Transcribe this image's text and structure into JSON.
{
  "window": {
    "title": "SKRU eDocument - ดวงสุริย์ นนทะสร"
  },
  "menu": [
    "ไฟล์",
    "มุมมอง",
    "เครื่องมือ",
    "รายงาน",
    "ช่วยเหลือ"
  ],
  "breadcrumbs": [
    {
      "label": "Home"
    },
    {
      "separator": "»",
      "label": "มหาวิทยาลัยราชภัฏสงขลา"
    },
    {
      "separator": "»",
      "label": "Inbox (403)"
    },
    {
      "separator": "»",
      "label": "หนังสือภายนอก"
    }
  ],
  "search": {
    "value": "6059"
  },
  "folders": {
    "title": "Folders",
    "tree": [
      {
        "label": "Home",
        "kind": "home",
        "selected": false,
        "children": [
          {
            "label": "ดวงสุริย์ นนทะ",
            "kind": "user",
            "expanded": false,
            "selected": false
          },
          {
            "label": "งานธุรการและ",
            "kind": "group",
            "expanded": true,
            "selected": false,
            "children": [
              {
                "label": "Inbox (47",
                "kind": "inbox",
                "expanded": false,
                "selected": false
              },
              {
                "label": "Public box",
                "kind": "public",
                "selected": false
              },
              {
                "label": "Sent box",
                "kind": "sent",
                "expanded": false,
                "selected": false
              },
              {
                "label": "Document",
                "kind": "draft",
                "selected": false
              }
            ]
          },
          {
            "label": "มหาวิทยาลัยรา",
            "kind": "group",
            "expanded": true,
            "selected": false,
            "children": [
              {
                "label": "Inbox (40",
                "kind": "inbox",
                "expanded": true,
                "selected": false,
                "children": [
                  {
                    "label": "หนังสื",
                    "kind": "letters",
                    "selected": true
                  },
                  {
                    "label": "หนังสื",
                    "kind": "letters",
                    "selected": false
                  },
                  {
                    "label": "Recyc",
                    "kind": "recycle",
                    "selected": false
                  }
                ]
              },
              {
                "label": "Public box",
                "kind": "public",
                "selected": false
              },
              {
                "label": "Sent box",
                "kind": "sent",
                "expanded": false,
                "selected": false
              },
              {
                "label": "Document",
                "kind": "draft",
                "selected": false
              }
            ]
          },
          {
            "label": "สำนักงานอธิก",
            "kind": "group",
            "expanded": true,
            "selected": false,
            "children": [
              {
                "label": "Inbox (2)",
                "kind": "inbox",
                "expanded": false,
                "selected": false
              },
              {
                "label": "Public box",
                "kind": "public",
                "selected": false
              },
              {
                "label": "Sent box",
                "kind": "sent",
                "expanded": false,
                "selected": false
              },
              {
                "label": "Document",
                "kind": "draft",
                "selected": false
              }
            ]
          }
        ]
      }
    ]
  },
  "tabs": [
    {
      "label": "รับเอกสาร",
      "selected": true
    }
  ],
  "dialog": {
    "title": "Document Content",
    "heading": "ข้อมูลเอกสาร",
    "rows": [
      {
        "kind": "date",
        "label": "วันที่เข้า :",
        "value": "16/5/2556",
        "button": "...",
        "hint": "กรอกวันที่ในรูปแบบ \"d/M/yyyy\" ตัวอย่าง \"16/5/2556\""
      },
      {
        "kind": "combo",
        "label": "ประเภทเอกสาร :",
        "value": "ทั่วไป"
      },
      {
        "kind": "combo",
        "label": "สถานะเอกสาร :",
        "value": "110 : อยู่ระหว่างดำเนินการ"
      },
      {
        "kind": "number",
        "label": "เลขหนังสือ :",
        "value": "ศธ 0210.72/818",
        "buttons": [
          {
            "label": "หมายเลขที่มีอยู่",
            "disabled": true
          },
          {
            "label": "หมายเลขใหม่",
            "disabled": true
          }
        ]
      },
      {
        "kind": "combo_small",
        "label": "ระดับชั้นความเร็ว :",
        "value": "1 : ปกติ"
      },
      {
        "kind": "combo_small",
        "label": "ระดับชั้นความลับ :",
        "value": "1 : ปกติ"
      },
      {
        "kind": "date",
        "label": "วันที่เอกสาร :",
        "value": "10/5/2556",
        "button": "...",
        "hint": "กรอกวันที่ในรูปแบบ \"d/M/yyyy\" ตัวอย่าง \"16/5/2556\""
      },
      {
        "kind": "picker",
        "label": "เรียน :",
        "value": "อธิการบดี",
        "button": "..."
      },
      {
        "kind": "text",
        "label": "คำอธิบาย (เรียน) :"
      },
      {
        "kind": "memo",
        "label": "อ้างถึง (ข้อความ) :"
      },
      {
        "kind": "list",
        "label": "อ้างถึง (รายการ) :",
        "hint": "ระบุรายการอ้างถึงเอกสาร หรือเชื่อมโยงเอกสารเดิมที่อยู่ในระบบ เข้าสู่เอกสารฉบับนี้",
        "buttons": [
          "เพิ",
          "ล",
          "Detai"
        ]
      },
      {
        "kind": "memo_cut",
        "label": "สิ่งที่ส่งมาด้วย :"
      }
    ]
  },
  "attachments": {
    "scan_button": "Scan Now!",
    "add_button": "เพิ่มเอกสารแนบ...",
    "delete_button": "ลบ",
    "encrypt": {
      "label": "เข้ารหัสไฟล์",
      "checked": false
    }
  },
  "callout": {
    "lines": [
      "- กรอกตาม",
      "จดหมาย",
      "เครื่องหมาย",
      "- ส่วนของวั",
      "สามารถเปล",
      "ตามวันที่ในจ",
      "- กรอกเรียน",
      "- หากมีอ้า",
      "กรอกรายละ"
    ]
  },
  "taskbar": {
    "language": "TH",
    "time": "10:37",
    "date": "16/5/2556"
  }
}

#####

■ **What needs to be done**:
Faithfully reproduce all of the records, character for character.

■ **Solution**:
Transcribe this image's text and structure into JSON.
{
  "window": {
    "title": "SKRU eDocument - ดวงสุริย์ นนทะสร"
  },
  "menu": [
    "ไฟล์",
    "มุมมอง",
    "เครื่องมือ",
    "รายงาน",
    "ช่วยเหลือ"
  ],
  "breadcrumbs": [
    {
      "label": "Home"
    },
    {
      "separator": "»",
      "label": "มหาวิทยาลัยราชภัฏสงขลา"
    },
    {
      "separator": "»",
      "label": "Inbox (403)"
    },
    {
      "separator": "»",
      "label": "หนังสือภายนอก"
    }
  ],
  "search": {
    "value": "6059"
  },
  "folders": {
    "title": "Folders",
    "tree": [
      {
        "label": "Home",
        "kind": "home",
        "selected": false,
        "children": [
          {
            "label": "ดวงสุริย์ นนทะ",
            "kind": "user",
            "expanded": false,
            "selected": false
          },
          {
            "label": "งานธุรการและ",
            "kind": "group",
            "expanded": true,
            "selected": false,
            "children": [
              {
                "label": "Inbox (47",
                "kind": "inbox",
                "expanded": false,
                "selected": false
              },
              {
                "label": "Public box",
                "kind": "public",
                "selected": false
              },
              {
                "label": "Sent box",
                "kind": "sent",
                "expanded": false,
                "selected": false
              },
              {
                "label": "Document",
                "kind": "draft",
                "selected": false
              }
            ]
          },
          {
            "label": "มหาวิทยาลัยรา",
            "kind": "group",
            "expanded": true,
            "selected": false,
            "children": [
              {
                "label": "Inbox (40",
                "kind": "inbox",
                "expanded": true,
                "selected": false,
                "children": [
                  {
                    "label": "หนังสื",
                    "kind": "letters",
                    "selected": true
                  },
                  {
                    "label": "หนังสื",
                    "kind": "letters",
                    "selected": false
                  },
                  {
                    "label": "Recyc",
                    "kind": "recycle",
                    "selected": false
                  }
                ]
              },
              {
                "label": "Public box",
                "kind": "public",
                "selected": false
              },
              {
                "label": "Sent box",
                "kind": "sent",
                "expanded": false,
                "selected": false
              },
              {
                "label": "Document",
                "kind": "draft",
                "selected": false
              }
            ]
          },
          {
            "label": "สำนักงานอธิก",
            "kind": "group",
            "expanded": true,
            "selected": false,
            "children": [
              {
                "label": "Inbox (2)",
                "kind": "inbox",
                "expanded": false,
                "selected": false
              },
              {
                "label": "Public box",
                "kind": "public",
                "selected": false
              },
              {
                "label": "Sent box",
                "kind": "sent",
                "expanded": false,
                "selected": false
              },
              {
                "label": "Document",
                "kind": "draft",
                "selected": false
              }
            ]
          }
        ]
      }
    ]
  },
  "tabs": [
    {
      "label": "รับเอกสาร",
      "selected": true
    }
  ],
  "dialog": {
    "title": "Document Content",
    "heading": "ข้อมูลเอกสาร",
    "rows": [
      {
        "kind": "date",
        "label": "วันที่เข้า :",
        "value": "16/5/2556",
        "button": "...",
        "hint": "กรอกวันที่ในรูปแบบ \"d/M/yyyy\" ตัวอย่าง \"16/5/2556\""
      },
      {
        "kind": "combo",
        "label": "ประเภทเอกสาร :",
        "value": "ทั่วไป"
      },
      {
        "kind": "combo",
        "label": "สถานะเอกสาร :",
        "value": "110 : อยู่ระหว่างดำเนินการ"
      },
      {
        "kind": "number",
        "label": "เลขหนังสือ :",
        "value": "ศธ 0210.72/818",
        "buttons": [
          {
            "label": "หมายเลขที่มีอยู่",
            "disabled": true
          },
          {
            "label": "หมายเลขใหม่",
            "disabled": true
          }
        ]
      },
      {
        "kind": "combo_small",
        "label": "ระดับชั้นความเร็ว :",
        "value": "1 : ปกติ"
      },
      {
        "kind": "combo_small",
        "label": "ระดับชั้นความลับ :",
        "value": "1 : ปกติ"
      },
      {
        "kind": "date",
        "label": "วันที่เอกสาร :",
        "value": "10/5/2556",
        "button": "...",
        "hint": "กรอกวันที่ในรูปแบบ \"d/M/yyyy\" ตัวอย่าง \"16/5/2556\""
      },
      {
        "kind": "picker",
        "label": "เรียน :",
        "value": "อธิการบดี",
        "button": "..."
      },
      {
        "kind": "text",
        "label": "คำอธิบาย (เรียน) :"
      },
      {
        "kind": "memo",
        "label": "อ้างถึง (ข้อความ) :"
      },
      {
        "kind": "list",
        "label": "อ้างถึง (รายการ) :",
        "hint": "ระบุรายการอ้างถึงเอกสาร หรือเชื่อมโยงเอกสารเดิมที่อยู่ในระบบ เข้าสู่เอกสารฉบับนี้",
        "buttons": [
          "เพิ",
          "ล",
          "Detai"
        ]
      },
      {
        "kind": "memo_cut",
        "label": "สิ่งที่ส่งมาด้วย :"
      }
    ]
  },
  "attachments": {
    "scan_button": "Scan Now!",
    "add_button": "เพิ่มเอกสารแนบ...",
    "delete_button": "ลบ",
    "encrypt": {
      "label": "เข้ารหัสไฟล์",
      "checked": false
    }
  },
  "callout": {
    "lines": [
      "- กรอกตาม",
      "จดหมาย",
      "เครื่องหมาย",
      "- ส่วนของวั",
      "สามารถเปล",
      "ตามวันที่ในจ",
      "- กรอกเรียน",
      "- หากมีอ้า",
      "กรอกรายละ"
    ]
  },
  "taskbar": {
    "language": "TH",
    "time": "10:37",
    "date": "16/5/2556"
  }
}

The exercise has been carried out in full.